» **The request**: Rewrite the part of the entries that opens with the line containing "cell-title: روستایی مهدی (128, 82, 326, 102)" and closes with the line containing "For every button, label, input, icon, or", both ends included, as a Markdown table with the columns Row and Line text, one row per line and blank lines left out.

» **Recorded data**:
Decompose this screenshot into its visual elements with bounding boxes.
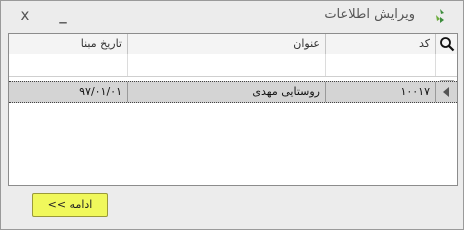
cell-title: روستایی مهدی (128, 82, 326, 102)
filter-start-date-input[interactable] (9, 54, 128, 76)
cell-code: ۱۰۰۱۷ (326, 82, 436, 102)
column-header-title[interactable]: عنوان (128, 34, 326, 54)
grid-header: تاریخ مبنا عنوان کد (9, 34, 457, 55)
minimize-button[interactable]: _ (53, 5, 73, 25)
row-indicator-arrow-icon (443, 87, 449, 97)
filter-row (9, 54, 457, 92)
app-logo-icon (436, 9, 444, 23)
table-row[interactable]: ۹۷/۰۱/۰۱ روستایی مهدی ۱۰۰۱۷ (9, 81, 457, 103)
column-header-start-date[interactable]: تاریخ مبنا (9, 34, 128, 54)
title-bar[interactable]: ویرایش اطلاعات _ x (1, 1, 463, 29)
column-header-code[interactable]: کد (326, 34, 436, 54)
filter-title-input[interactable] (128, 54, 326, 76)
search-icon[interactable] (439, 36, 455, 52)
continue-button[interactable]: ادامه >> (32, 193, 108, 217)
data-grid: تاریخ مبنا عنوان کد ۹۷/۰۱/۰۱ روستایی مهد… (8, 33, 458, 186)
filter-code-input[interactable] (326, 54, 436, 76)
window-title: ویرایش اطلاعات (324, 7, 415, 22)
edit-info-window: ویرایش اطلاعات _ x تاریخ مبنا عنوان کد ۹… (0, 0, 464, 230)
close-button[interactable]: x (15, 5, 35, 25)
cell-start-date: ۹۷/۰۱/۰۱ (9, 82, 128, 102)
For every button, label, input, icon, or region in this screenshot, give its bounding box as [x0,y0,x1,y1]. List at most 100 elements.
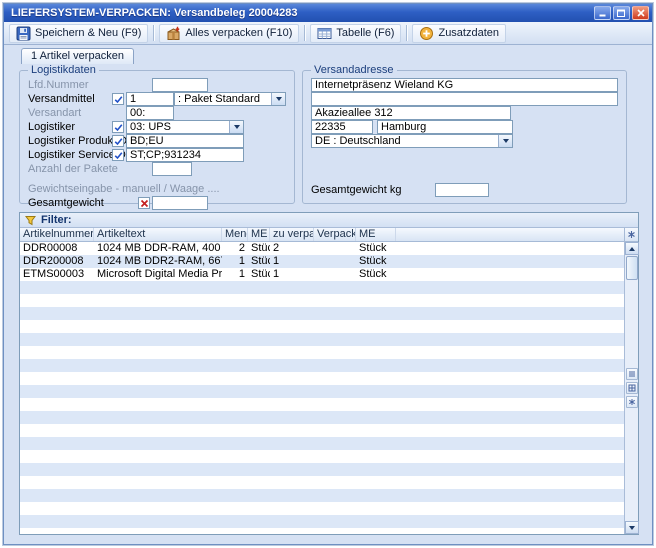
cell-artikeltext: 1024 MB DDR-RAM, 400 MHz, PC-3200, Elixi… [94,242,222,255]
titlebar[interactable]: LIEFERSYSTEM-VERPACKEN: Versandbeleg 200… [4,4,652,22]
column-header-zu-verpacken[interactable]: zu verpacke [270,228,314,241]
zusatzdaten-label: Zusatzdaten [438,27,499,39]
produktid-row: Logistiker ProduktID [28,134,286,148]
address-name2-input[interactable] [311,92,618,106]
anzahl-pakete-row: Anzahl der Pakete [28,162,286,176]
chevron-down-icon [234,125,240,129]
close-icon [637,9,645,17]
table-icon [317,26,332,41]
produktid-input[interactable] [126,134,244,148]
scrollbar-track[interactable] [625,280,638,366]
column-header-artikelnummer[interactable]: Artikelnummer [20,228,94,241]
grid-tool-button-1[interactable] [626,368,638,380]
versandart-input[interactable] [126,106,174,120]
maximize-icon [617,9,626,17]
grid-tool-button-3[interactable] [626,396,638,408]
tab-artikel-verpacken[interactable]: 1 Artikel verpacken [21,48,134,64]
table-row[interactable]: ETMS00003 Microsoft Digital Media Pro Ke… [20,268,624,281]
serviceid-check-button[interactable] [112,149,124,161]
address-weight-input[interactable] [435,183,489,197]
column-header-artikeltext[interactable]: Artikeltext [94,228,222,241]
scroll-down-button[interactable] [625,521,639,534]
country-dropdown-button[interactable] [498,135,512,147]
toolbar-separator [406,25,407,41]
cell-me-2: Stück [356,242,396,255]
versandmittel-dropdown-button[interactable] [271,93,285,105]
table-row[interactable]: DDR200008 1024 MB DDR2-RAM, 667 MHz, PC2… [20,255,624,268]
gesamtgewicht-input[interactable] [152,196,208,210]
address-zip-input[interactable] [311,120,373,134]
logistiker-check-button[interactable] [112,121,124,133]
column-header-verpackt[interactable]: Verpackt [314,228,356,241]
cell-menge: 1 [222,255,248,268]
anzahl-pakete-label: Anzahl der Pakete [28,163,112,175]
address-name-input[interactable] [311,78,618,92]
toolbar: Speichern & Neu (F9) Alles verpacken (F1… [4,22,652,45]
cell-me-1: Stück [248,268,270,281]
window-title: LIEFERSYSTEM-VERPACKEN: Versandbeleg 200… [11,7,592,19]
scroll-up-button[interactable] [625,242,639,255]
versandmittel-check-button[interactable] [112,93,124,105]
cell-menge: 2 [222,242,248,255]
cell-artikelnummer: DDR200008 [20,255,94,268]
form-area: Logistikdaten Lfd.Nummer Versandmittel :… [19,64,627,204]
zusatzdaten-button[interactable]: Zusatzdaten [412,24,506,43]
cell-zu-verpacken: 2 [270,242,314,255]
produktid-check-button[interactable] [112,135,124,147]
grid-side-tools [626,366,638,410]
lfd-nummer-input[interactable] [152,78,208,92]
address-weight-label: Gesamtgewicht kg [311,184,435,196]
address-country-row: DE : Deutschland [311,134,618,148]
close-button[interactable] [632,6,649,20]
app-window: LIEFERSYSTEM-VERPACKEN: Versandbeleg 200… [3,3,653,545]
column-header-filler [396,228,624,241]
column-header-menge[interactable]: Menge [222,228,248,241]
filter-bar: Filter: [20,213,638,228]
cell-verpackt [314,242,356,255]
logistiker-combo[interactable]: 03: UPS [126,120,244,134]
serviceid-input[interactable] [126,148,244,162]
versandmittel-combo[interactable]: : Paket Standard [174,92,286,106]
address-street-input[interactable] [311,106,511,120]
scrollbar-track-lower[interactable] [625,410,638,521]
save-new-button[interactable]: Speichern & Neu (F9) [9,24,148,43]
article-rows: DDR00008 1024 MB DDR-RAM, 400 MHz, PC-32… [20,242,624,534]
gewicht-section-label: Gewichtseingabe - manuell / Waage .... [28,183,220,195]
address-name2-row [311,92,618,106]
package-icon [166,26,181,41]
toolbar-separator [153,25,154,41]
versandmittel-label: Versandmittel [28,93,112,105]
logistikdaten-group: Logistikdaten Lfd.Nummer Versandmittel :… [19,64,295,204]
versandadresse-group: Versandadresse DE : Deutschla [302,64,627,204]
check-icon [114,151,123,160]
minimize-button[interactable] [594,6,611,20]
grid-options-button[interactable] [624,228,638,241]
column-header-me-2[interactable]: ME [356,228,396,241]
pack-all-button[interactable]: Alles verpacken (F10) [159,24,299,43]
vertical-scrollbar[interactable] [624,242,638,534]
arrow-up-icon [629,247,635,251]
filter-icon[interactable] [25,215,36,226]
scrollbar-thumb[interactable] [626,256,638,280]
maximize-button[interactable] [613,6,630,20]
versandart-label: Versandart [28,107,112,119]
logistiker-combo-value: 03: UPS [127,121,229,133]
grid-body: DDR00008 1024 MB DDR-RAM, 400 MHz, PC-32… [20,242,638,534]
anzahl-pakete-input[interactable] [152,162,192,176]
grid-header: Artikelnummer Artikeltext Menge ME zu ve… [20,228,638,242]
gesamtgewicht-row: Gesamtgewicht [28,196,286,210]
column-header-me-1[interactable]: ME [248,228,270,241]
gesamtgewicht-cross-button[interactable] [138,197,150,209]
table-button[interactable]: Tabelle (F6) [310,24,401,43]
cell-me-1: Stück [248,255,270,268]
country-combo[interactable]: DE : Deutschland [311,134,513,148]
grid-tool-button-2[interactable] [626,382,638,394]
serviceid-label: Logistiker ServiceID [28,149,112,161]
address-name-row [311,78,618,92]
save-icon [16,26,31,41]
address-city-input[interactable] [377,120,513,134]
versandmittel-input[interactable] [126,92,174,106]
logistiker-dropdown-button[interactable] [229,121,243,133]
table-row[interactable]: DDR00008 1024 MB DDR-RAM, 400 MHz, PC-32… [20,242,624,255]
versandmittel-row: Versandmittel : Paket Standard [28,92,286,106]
---
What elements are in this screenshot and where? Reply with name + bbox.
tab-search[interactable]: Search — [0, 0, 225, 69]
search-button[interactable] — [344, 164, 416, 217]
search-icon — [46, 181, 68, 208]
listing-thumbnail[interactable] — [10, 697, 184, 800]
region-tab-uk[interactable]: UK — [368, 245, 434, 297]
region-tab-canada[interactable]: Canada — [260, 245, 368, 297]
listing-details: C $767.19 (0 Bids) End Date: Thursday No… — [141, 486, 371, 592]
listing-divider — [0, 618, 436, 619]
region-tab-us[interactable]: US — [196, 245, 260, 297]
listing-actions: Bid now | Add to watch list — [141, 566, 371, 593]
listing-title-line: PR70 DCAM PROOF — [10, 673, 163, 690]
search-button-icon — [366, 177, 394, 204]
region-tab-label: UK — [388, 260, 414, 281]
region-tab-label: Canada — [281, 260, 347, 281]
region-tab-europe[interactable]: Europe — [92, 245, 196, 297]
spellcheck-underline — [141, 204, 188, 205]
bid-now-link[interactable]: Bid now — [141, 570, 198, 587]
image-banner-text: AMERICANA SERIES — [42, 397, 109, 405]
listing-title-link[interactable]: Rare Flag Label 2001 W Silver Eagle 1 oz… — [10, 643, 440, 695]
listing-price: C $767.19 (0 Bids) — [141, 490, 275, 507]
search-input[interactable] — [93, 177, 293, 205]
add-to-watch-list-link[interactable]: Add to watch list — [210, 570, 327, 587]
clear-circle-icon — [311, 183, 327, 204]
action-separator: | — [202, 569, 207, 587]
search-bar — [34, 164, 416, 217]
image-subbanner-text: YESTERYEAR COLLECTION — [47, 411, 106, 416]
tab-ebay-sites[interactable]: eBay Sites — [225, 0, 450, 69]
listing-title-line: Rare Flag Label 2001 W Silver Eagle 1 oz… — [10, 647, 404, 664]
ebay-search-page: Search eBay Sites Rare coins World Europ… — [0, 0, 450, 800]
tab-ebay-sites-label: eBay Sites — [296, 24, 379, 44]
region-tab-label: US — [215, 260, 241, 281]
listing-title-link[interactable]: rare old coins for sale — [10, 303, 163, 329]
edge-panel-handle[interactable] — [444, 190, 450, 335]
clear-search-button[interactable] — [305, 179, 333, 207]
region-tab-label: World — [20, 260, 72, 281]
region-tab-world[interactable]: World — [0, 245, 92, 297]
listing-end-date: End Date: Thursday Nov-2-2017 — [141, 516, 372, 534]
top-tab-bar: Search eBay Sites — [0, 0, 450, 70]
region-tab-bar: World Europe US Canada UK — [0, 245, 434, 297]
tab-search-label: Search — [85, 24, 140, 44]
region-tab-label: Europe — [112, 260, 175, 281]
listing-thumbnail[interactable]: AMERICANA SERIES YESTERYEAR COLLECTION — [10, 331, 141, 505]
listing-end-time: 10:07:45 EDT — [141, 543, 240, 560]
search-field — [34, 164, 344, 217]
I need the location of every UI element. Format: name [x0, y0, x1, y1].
...
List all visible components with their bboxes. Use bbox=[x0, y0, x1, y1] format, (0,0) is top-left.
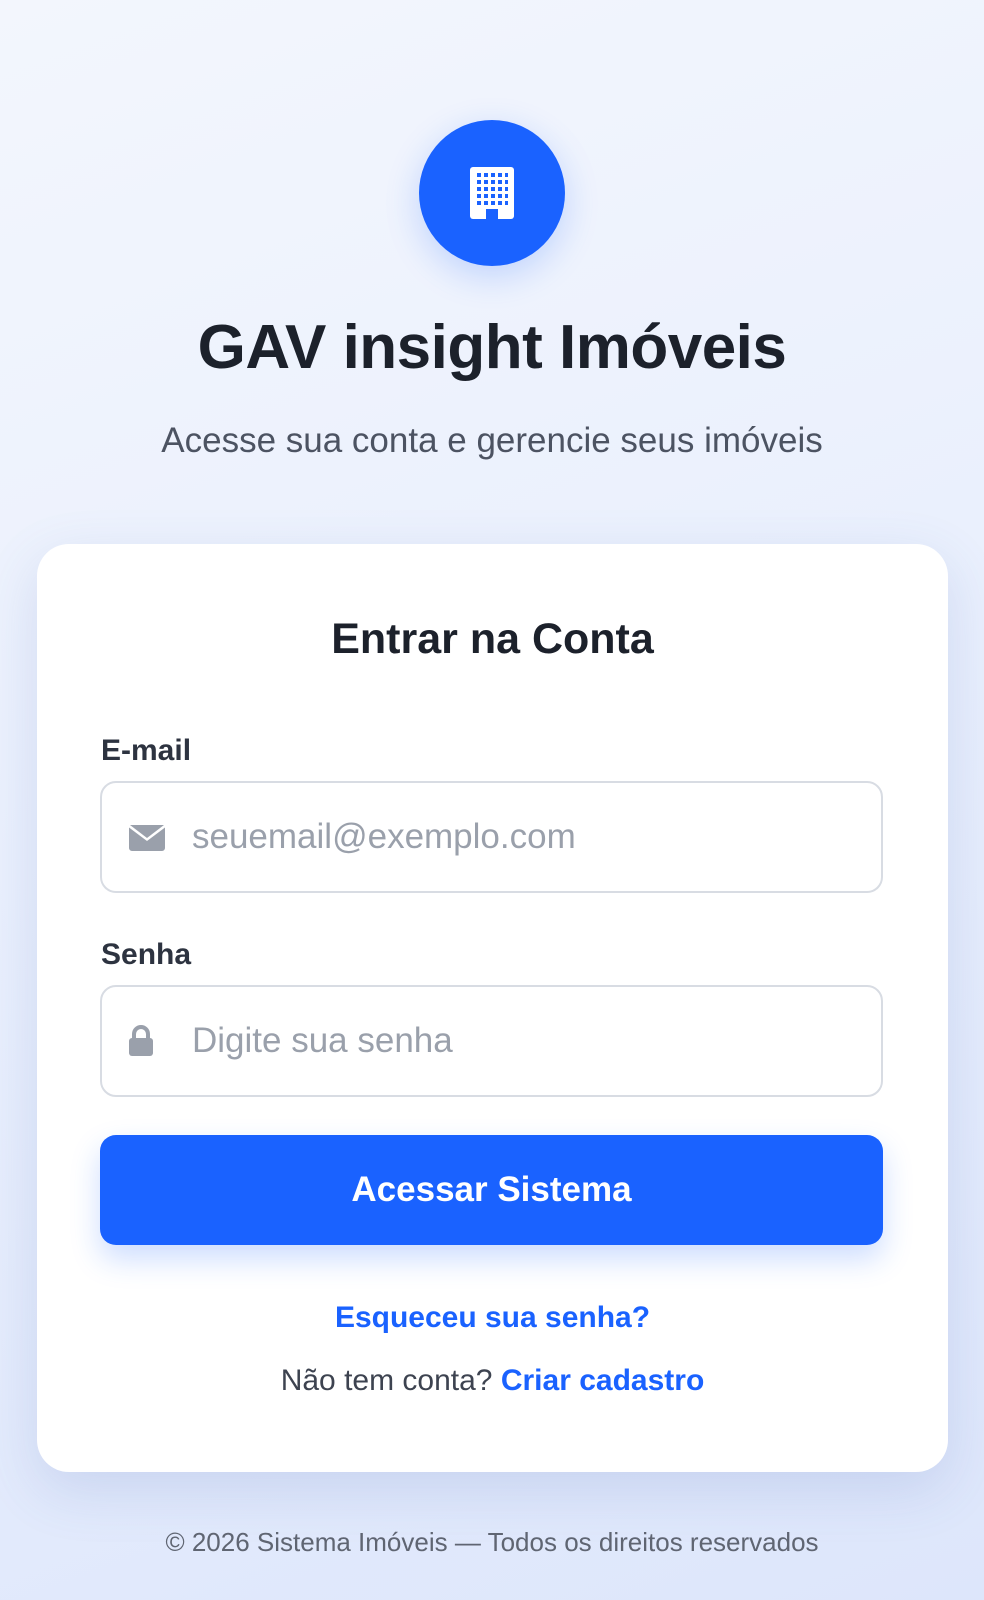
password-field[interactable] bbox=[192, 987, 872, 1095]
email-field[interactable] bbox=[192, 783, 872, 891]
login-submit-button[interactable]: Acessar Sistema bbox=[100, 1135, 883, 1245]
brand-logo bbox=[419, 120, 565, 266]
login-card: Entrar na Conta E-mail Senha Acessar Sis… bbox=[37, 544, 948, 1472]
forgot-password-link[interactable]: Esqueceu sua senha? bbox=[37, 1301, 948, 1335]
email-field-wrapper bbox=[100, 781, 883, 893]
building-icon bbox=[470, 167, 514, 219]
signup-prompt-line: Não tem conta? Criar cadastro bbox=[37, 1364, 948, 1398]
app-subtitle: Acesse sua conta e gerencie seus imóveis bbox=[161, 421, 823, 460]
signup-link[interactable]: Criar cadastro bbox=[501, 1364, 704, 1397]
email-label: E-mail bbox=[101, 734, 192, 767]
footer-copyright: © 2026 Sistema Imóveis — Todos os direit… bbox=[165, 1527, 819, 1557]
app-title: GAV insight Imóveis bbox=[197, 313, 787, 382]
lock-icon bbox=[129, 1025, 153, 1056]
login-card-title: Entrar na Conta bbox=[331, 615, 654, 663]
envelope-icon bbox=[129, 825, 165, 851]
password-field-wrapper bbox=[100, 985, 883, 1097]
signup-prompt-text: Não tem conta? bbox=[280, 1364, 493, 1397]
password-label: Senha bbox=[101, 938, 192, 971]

» **Exercise result**:
| Row | Line text |
|---|---|
| 1 | cell-title: روستایی مهدی (128, 82, 326, 102) |
| 2 | filter-start-date-input[interactable] (9, 54, 128, 76) |
| 3 | cell-code: ۱۰۰۱۷ (326, 82, 436, 102) |
| 4 | column-header-title[interactable]: عنوان (128, 34, 326, 54) |
| 5 | grid-header: تاریخ مبنا عنوان کد (9, 34, 457, 55) |
| 6 | minimize-button[interactable]: _ (53, 5, 73, 25) |
| 7 | row-indicator-arrow-icon (443, 87, 449, 97) |
| 8 | filter-row (9, 54, 457, 92) |
| 9 | app-logo-icon (436, 9, 444, 23) |
| 10 | table-row[interactable]: ۹۷/۰۱/۰۱ روستایی مهدی ۱۰۰۱۷ (9, 81, 457, 103) |
| 11 | column-header-start-date[interactable]: تاریخ مبنا (9, 34, 128, 54) |
| 12 | title-bar[interactable]: ویرایش اطلاعات _ x (1, 1, 463, 29) |
| 13 | column-header-code[interactable]: کد (326, 34, 436, 54) |
| 14 | filter-title-input[interactable] (128, 54, 326, 76) |
| 15 | search-icon[interactable] (439, 36, 455, 52) |
| 16 | continue-button[interactable]: ادامه >> (32, 193, 108, 217) |
| 17 | data-grid: تاریخ مبنا عنوان کد ۹۷/۰۱/۰۱ روستایی مهد… (8, 33, 458, 186) |
| 18 | filter-code-input[interactable] (326, 54, 436, 76) |
| 19 | window-title: ویرایش اطلاعات (324, 7, 415, 22) |
| 20 | edit-info-window: ویرایش اطلاعات _ x تاریخ مبنا عنوان کد ۹… (0, 0, 464, 230) |
| 21 | close-button[interactable]: x (15, 5, 35, 25) |
| 22 | cell-start-date: ۹۷/۰۱/۰۱ (9, 82, 128, 102) |
| 23 | For every button, label, input, icon, or region in this screenshot, give its bounding box as [x0,y0,x1,y1]. List at most 100 elements. |